Problem requirements:
Work through the entries below and report how many lines include "this". The number alone is the answer.

[Dataset items]

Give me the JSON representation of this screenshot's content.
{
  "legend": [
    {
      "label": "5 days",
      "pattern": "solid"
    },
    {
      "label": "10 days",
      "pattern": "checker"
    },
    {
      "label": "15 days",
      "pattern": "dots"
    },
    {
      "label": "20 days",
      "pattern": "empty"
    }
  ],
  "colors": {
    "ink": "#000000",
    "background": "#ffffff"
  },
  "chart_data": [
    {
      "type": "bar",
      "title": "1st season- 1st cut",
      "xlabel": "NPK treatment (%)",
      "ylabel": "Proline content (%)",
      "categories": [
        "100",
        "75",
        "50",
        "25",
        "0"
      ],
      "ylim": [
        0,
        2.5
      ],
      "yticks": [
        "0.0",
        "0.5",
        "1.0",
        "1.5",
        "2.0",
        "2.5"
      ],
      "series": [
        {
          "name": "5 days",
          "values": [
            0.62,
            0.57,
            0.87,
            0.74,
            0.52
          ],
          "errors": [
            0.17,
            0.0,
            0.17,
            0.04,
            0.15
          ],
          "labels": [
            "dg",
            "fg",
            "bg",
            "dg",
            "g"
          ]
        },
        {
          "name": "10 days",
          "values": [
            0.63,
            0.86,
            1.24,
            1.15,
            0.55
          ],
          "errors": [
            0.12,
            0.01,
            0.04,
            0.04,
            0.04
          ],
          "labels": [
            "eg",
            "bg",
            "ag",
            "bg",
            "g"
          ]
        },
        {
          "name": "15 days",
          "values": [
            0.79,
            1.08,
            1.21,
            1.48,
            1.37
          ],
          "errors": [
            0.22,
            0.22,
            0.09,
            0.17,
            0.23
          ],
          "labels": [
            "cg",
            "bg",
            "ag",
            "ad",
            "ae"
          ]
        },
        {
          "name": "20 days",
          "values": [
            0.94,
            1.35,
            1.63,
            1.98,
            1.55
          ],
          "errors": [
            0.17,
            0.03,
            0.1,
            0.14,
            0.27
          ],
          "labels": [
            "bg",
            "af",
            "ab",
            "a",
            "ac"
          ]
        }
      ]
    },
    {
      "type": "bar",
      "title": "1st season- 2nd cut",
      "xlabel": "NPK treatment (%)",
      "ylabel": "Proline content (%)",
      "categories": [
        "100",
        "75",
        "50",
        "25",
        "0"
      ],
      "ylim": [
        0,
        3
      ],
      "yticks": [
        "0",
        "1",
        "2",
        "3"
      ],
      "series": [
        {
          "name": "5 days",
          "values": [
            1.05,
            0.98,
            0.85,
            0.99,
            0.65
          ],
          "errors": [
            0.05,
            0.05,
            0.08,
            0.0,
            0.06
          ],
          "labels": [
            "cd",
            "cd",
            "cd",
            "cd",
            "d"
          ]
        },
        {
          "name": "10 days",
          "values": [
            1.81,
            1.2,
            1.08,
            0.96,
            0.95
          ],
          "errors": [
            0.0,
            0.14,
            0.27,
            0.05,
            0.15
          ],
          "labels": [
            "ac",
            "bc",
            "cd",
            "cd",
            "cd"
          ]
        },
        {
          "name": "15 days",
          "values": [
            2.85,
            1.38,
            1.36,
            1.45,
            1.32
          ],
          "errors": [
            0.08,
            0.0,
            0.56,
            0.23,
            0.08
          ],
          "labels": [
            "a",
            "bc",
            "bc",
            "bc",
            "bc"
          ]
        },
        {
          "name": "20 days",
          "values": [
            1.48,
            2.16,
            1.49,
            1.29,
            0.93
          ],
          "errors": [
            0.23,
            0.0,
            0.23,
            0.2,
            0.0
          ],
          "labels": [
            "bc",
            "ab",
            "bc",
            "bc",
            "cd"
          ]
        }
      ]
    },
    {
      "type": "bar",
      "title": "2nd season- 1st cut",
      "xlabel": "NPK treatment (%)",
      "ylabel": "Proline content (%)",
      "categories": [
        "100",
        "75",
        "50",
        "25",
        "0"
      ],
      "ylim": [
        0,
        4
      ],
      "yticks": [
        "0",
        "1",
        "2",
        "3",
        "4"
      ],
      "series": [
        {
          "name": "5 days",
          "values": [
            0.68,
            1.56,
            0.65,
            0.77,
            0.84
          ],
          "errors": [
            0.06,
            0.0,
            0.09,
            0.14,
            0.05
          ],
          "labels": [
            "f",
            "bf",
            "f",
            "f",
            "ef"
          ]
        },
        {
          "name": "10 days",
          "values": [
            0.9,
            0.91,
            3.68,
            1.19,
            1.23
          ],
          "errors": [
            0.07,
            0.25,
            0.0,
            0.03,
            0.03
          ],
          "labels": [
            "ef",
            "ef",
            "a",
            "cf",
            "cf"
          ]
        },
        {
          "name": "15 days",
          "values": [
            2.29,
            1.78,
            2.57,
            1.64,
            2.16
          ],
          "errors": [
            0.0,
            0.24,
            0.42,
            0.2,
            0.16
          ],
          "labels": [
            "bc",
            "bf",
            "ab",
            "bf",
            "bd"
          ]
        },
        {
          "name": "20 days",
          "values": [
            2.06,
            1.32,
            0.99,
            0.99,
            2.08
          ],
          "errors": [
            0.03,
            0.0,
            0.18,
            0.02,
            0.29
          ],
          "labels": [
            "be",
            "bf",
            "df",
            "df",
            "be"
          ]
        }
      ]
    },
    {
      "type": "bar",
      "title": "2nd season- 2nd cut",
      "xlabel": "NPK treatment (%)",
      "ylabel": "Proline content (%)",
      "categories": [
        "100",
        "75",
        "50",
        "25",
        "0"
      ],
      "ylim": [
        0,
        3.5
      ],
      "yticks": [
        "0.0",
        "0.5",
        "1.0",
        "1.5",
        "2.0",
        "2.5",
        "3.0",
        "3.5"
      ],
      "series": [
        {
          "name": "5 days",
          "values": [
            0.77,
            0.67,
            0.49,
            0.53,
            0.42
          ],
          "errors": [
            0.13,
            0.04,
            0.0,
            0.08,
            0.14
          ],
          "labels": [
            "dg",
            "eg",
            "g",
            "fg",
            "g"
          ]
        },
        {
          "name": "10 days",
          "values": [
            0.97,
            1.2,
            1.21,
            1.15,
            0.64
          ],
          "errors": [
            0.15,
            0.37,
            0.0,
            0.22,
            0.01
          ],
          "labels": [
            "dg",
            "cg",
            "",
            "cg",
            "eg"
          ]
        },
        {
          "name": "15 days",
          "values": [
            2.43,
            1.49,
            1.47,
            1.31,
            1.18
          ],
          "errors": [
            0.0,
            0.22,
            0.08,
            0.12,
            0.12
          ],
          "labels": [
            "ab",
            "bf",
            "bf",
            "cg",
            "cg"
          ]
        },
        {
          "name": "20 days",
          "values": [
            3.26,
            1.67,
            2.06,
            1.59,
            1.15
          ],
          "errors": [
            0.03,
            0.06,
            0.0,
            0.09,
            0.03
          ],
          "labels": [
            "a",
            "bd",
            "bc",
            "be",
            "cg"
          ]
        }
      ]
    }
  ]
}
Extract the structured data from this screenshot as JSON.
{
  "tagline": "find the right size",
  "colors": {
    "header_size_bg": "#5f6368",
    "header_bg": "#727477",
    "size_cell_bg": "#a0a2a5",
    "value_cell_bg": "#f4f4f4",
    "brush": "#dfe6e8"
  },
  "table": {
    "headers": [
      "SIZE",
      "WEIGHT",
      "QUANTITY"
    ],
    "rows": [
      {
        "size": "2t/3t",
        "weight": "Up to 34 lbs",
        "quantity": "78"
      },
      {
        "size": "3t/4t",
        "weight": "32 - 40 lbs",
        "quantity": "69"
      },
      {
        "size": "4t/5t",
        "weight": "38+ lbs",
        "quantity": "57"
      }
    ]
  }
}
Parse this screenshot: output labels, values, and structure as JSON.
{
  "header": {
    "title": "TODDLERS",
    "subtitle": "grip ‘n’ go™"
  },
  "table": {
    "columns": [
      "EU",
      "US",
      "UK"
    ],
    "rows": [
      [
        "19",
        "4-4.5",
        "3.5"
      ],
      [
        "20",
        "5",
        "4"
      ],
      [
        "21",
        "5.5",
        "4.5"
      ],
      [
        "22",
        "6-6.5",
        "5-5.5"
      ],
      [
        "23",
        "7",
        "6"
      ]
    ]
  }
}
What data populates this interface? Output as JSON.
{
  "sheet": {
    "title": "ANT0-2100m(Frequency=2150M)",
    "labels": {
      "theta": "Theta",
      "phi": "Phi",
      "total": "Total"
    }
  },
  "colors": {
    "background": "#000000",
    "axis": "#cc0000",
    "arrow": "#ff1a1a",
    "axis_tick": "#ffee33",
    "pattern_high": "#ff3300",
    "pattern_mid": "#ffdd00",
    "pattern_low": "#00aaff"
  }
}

Output below:
4